Task directions: Write out the data again in full, exactly as it reads.
──────
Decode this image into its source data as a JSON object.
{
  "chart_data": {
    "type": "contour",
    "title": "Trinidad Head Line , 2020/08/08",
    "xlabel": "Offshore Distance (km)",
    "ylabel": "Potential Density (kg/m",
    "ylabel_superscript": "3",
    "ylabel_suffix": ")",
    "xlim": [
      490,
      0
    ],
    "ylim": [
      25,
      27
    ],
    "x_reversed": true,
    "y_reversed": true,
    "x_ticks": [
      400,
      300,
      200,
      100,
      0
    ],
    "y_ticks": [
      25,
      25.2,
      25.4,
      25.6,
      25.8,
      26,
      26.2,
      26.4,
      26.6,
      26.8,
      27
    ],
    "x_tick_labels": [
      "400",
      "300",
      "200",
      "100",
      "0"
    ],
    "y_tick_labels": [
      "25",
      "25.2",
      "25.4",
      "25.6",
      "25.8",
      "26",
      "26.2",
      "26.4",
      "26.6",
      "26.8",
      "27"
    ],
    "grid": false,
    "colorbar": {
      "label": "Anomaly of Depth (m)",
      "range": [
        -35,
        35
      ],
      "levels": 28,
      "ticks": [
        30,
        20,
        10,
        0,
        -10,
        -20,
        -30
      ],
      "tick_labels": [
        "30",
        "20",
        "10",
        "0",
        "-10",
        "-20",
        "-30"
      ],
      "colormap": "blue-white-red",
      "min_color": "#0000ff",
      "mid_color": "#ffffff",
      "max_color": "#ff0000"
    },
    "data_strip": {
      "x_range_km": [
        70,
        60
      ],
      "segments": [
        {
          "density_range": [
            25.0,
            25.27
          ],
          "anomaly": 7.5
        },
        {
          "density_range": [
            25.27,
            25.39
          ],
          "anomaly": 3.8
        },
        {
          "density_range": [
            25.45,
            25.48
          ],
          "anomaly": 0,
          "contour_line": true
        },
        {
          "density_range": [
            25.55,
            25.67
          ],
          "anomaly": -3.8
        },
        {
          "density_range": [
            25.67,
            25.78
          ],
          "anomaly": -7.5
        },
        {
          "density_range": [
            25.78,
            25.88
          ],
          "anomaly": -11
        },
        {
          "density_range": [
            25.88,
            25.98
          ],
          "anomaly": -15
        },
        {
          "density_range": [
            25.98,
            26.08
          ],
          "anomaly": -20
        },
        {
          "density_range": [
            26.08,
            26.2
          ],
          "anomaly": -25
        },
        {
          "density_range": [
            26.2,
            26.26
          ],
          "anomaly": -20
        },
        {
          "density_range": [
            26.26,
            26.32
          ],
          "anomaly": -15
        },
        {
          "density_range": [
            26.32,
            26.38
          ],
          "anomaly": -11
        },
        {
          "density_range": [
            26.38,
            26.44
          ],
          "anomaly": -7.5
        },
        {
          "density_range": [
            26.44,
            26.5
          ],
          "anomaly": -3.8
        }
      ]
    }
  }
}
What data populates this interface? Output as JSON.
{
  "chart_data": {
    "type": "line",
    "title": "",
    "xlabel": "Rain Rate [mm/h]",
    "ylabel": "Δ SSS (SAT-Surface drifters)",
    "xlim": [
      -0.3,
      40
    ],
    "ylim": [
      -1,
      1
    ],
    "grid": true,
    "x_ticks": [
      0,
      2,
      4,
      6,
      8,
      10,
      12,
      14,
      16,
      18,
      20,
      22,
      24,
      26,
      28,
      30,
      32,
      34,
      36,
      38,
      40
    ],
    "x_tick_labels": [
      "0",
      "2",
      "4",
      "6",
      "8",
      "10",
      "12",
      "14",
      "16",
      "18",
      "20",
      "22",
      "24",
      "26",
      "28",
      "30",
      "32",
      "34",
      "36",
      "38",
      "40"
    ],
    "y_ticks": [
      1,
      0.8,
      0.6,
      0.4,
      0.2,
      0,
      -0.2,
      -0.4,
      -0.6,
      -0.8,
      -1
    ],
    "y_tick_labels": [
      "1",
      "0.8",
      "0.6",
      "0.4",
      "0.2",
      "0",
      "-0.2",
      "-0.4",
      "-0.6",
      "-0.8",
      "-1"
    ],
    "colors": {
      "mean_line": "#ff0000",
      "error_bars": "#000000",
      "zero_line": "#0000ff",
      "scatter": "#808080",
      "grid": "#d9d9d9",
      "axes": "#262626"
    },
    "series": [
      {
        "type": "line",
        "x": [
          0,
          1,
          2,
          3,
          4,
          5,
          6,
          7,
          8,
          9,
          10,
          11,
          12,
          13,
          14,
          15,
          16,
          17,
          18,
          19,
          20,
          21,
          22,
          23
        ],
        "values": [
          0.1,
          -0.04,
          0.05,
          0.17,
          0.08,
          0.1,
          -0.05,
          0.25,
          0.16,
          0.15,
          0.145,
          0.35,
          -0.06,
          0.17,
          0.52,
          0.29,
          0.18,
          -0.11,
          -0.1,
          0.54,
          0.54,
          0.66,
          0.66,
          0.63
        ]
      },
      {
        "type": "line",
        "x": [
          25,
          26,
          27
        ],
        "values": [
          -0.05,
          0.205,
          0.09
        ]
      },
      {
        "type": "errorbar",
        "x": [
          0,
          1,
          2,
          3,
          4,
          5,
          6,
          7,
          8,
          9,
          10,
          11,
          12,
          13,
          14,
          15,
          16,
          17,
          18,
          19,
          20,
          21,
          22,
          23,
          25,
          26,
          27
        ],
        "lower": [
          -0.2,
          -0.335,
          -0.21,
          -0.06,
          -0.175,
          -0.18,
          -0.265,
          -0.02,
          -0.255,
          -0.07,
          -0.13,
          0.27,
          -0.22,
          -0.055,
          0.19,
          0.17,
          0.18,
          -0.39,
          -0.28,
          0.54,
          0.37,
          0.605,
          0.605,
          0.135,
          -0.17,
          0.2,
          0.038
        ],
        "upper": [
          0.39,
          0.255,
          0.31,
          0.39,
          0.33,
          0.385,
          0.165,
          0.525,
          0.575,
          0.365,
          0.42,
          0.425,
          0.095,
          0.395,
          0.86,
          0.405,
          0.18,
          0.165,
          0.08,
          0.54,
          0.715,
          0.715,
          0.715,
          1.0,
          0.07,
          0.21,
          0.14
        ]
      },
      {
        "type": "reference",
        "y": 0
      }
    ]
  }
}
──────
Completed exercise:
Decode this image into its source data as a JSON object.
{
  "chart_data": {
    "type": "contour",
    "title": "Trinidad Head Line , 2020/08/08",
    "xlabel": "Offshore Distance (km)",
    "ylabel": "Potential Density (kg/m",
    "ylabel_superscript": "3",
    "ylabel_suffix": ")",
    "xlim": [
      490,
      0
    ],
    "ylim": [
      25,
      27
    ],
    "x_reversed": true,
    "y_reversed": true,
    "x_ticks": [
      400,
      300,
      200,
      100,
      0
    ],
    "y_ticks": [
      25,
      25.2,
      25.4,
      25.6,
      25.8,
      26,
      26.2,
      26.4,
      26.6,
      26.8,
      27
    ],
    "x_tick_labels": [
      "400",
      "300",
      "200",
      "100",
      "0"
    ],
    "y_tick_labels": [
      "25",
      "25.2",
      "25.4",
      "25.6",
      "25.8",
      "26",
      "26.2",
      "26.4",
      "26.6",
      "26.8",
      "27"
    ],
    "grid": false,
    "colorbar": {
      "label": "Anomaly of Depth (m)",
      "range": [
        -35,
        35
      ],
      "levels": 28,
      "ticks": [
        30,
        20,
        10,
        0,
        -10,
        -20,
        -30
      ],
      "tick_labels": [
        "30",
        "20",
        "10",
        "0",
        "-10",
        "-20",
        "-30"
      ],
      "colormap": "blue-white-red",
      "min_color": "#0000ff",
      "mid_color": "#ffffff",
      "max_color": "#ff0000"
    },
    "data_strip": {
      "x_range_km": [
        70,
        60
      ],
      "segments": [
        {
          "density_range": [
            25.0,
            25.27
          ],
          "anomaly": 7.5
        },
        {
          "density_range": [
            25.27,
            25.39
          ],
          "anomaly": 3.8
        },
        {
          "density_range": [
            25.45,
            25.48
          ],
          "anomaly": 0,
          "contour_line": true
        },
        {
          "density_range": [
            25.55,
            25.67
          ],
          "anomaly": -3.8
        },
        {
          "density_range": [
            25.67,
            25.78
          ],
          "anomaly": -7.5
        },
        {
          "density_range": [
            25.78,
            25.88
          ],
          "anomaly": -11
        },
        {
          "density_range": [
            25.88,
            25.98
          ],
          "anomaly": -15
        },
        {
          "density_range": [
            25.98,
            26.08
          ],
          "anomaly": -20
        },
        {
          "density_range": [
            26.08,
            26.2
          ],
          "anomaly": -25
        },
        {
          "density_range": [
            26.2,
            26.26
          ],
          "anomaly": -20
        },
        {
          "density_range": [
            26.26,
            26.32
          ],
          "anomaly": -15
        },
        {
          "density_range": [
            26.32,
            26.38
          ],
          "anomaly": -11
        },
        {
          "density_range": [
            26.38,
            26.44
          ],
          "anomaly": -7.5
        },
        {
          "density_range": [
            26.44,
            26.5
          ],
          "anomaly": -3.8
        }
      ]
    }
  }
}
What data populates this interface? Output as JSON.
{
  "chart_data": {
    "type": "line",
    "title": "",
    "xlabel": "Rain Rate [mm/h]",
    "ylabel": "Δ SSS (SAT-Surface drifters)",
    "xlim": [
      -0.3,
      40
    ],
    "ylim": [
      -1,
      1
    ],
    "grid": true,
    "x_ticks": [
      0,
      2,
      4,
      6,
      8,
      10,
      12,
      14,
      16,
      18,
      20,
      22,
      24,
      26,
      28,
      30,
      32,
      34,
      36,
      38,
      40
    ],
    "x_tick_labels": [
      "0",
      "2",
      "4",
      "6",
      "8",
      "10",
      "12",
      "14",
      "16",
      "18",
      "20",
      "22",
      "24",
      "26",
      "28",
      "30",
      "32",
      "34",
      "36",
      "38",
      "40"
    ],
    "y_ticks": [
      1,
      0.8,
      0.6,
      0.4,
      0.2,
      0,
      -0.2,
      -0.4,
      -0.6,
      -0.8,
      -1
    ],
    "y_tick_labels": [
      "1",
      "0.8",
      "0.6",
      "0.4",
      "0.2",
      "0",
      "-0.2",
      "-0.4",
      "-0.6",
      "-0.8",
      "-1"
    ],
    "colors": {
      "mean_line": "#ff0000",
      "error_bars": "#000000",
      "zero_line": "#0000ff",
      "scatter": "#808080",
      "grid": "#d9d9d9",
      "axes": "#262626"
    },
    "series": [
      {
        "type": "line",
        "x": [
          0,
          1,
          2,
          3,
          4,
          5,
          6,
          7,
          8,
          9,
          10,
          11,
          12,
          13,
          14,
          15,
          16,
          17,
          18,
          19,
          20,
          21,
          22,
          23
        ],
        "values": [
          0.1,
          -0.04,
          0.05,
          0.17,
          0.08,
          0.1,
          -0.05,
          0.25,
          0.16,
          0.15,
          0.145,
          0.35,
          -0.06,
          0.17,
          0.52,
          0.29,
          0.18,
          -0.11,
          -0.1,
          0.54,
          0.54,
          0.66,
          0.66,
          0.63
        ]
      },
      {
        "type": "line",
        "x": [
          25,
          26,
          27
        ],
        "values": [
          -0.05,
          0.205,
          0.09
        ]
      },
      {
        "type": "errorbar",
        "x": [
          0,
          1,
          2,
          3,
          4,
          5,
          6,
          7,
          8,
          9,
          10,
          11,
          12,
          13,
          14,
          15,
          16,
          17,
          18,
          19,
          20,
          21,
          22,
          23,
          25,
          26,
          27
        ],
        "lower": [
          -0.2,
          -0.335,
          -0.21,
          -0.06,
          -0.175,
          -0.18,
          -0.265,
          -0.02,
          -0.255,
          -0.07,
          -0.13,
          0.27,
          -0.22,
          -0.055,
          0.19,
          0.17,
          0.18,
          -0.39,
          -0.28,
          0.54,
          0.37,
          0.605,
          0.605,
          0.135,
          -0.17,
          0.2,
          0.038
        ],
        "upper": [
          0.39,
          0.255,
          0.31,
          0.39,
          0.33,
          0.385,
          0.165,
          0.525,
          0.575,
          0.365,
          0.42,
          0.425,
          0.095,
          0.395,
          0.86,
          0.405,
          0.18,
          0.165,
          0.08,
          0.54,
          0.715,
          0.715,
          0.715,
          1.0,
          0.07,
          0.21,
          0.14
        ]
      },
      {
        "type": "reference",
        "y": 0
      }
    ]
  }
}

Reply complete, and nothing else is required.